Stated exercise:
Leave the pictures out, and retype all of the material exactly as written.

◇ ◇ ◇ ◇ ◇

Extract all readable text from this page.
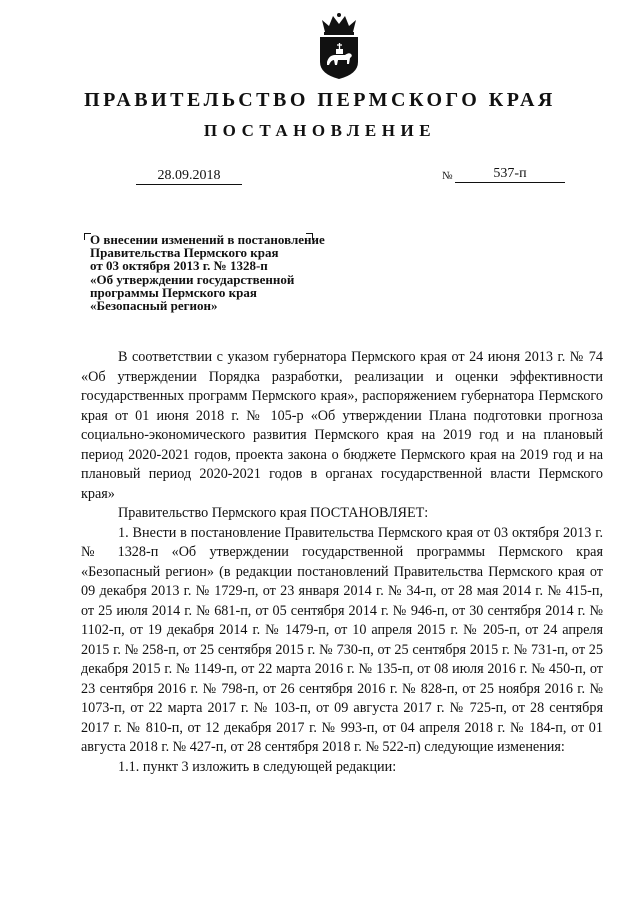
ПРАВИТЕЛЬСТВО ПЕРМСКОГО КРАЯ
ПОСТАНОВЛЕНИЕ
28.09.2018	№	537-п
О внесении изменений в постановление
Правительства Пермского края
от 03 октября 2013 г. № 1328-п
«Об утверждении государственной
программы Пермского края
«Безопасный регион»

В соответствии с указом губернатора Пермского края от 24 июня 2013 г. № 74 «Об утверждении Порядка разработки, реализации и оценки эффективности государственных программ Пермского края», распоряжением губернатора Пермского края от 01 июня 2018 г. № 105-р «Об утверждении Плана подготовки прогноза социально-экономического развития Пермского края на 2019 год и на плановый период 2020-2021 годов, проекта закона о бюджете Пермского края на 2019 год и на плановый период 2020-2021 годов в органах государственной власти Пермского края»

Правительство Пермского края ПОСТАНОВЛЯЕТ:

1. Внести в постановление Правительства Пермского края от 03 октября 2013 г. № 1328-п «Об утверждении государственной программы Пермского края «Безопасный регион» (в редакции постановлений Правительства Пермского края от 09 декабря 2013 г. № 1729-п, от 23 января 2014 г. № 34-п, от 28 мая 2014 г. № 415-п, от 25 июля 2014 г. № 681-п, от 05 сентября 2014 г. № 946-п, от 30 сентября 2014 г. № 1102-п, от 19 декабря 2014 г. № 1479-п, от 10 апреля 2015 г. № 205-п, от 24 апреля 2015 г. № 258-п, от 25 сентября 2015 г. № 730-п, от 25 сентября 2015 г. № 731-п, от 25 декабря 2015 г. № 1149-п, от 22 марта 2016 г. № 135-п, от 08 июля 2016 г. № 450-п, от 23 сентября 2016 г. № 798-п, от 26 сентября 2016 г. № 828-п, от 25 ноября 2016 г. № 1073-п, от 22 марта 2017 г. № 103-п, от 09 августа 2017 г. № 725-п, от 28 сентября 2017 г. № 810-п, от 12 декабря 2017 г. № 993-п, от 04 апреля 2018 г. № 184-п, от 01 августа 2018 г. № 427-п, от 28 сентября 2018 г. № 522-п) следующие изменения:

1.1. пункт 3 изложить в следующей редакции:
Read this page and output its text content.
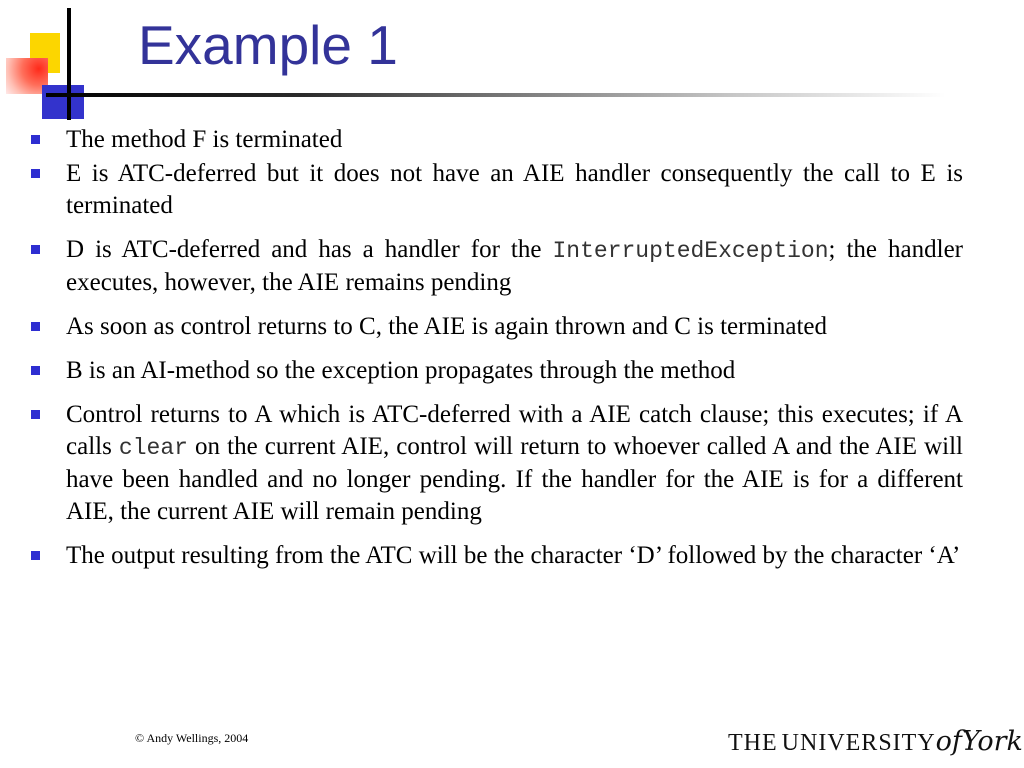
Example 1
The method F is terminated
E is ATC-deferred but it does not have an AIE handler consequently the call to E is terminated
D is ATC-deferred and has a handler for the InterruptedException; the handler executes, however, the AIE remains pending
As soon as control returns to C, the AIE is again thrown and C is terminated
B is an AI-method so the exception propagates through the method
Control returns to A which is ATC-deferred with a AIE catch clause; this executes; if A calls clear on the current AIE, control will return to whoever called A and the AIE will have been handled and no longer pending. If the handler for the AIE is for a different AIE, the current AIE will remain pending
The output resulting from the ATC will be the character ‘D’ followed by the character ‘A’
© Andy Wellings, 2004	THE UNIVERSITYofYork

◇ ◇ ◇ ◇ ◇

Complete output:
Extract all readable text from this page.
ПРАВИТЕЛЬСТВО ПЕРМСКОГО КРАЯ
ПОСТАНОВЛЕНИЕ
28.09.2018	№	537-п
О внесении изменений в постановление
Правительства Пермского края
от 03 октября 2013 г. № 1328-п
«Об утверждении государственной
программы Пермского края
«Безопасный регион»

В соответствии с указом губернатора Пермского края от 24 июня 2013 г. № 74 «Об утверждении Порядка разработки, реализации и оценки эффективности государственных программ Пермского края», распоряжением губернатора Пермского края от 01 июня 2018 г. № 105-р «Об утверждении Плана подготовки прогноза социально-экономического развития Пермского края на 2019 год и на плановый период 2020-2021 годов, проекта закона о бюджете Пермского края на 2019 год и на плановый период 2020-2021 годов в органах государственной власти Пермского края»

Правительство Пермского края ПОСТАНОВЛЯЕТ:

1. Внести в постановление Правительства Пермского края от 03 октября 2013 г. № 1328-п «Об утверждении государственной программы Пермского края «Безопасный регион» (в редакции постановлений Правительства Пермского края от 09 декабря 2013 г. № 1729-п, от 23 января 2014 г. № 34-п, от 28 мая 2014 г. № 415-п, от 25 июля 2014 г. № 681-п, от 05 сентября 2014 г. № 946-п, от 30 сентября 2014 г. № 1102-п, от 19 декабря 2014 г. № 1479-п, от 10 апреля 2015 г. № 205-п, от 24 апреля 2015 г. № 258-п, от 25 сентября 2015 г. № 730-п, от 25 сентября 2015 г. № 731-п, от 25 декабря 2015 г. № 1149-п, от 22 марта 2016 г. № 135-п, от 08 июля 2016 г. № 450-п, от 23 сентября 2016 г. № 798-п, от 26 сентября 2016 г. № 828-п, от 25 ноября 2016 г. № 1073-п, от 22 марта 2017 г. № 103-п, от 09 августа 2017 г. № 725-п, от 28 сентября 2017 г. № 810-п, от 12 декабря 2017 г. № 993-п, от 04 апреля 2018 г. № 184-п, от 01 августа 2018 г. № 427-п, от 28 сентября 2018 г. № 522-п) следующие изменения:

1.1. пункт 3 изложить в следующей редакции:
Read this page and output its text content.
Example 1
The method F is terminated
E is ATC-deferred but it does not have an AIE handler consequently the call to E is terminated
D is ATC-deferred and has a handler for the InterruptedException; the handler executes, however, the AIE remains pending
As soon as control returns to C, the AIE is again thrown and C is terminated
B is an AI-method so the exception propagates through the method
Control returns to A which is ATC-deferred with a AIE catch clause; this executes; if A calls clear on the current AIE, control will return to whoever called A and the AIE will have been handled and no longer pending. If the handler for the AIE is for a different AIE, the current AIE will remain pending
The output resulting from the ATC will be the character ‘D’ followed by the character ‘A’
© Andy Wellings, 2004	THE UNIVERSITYofYork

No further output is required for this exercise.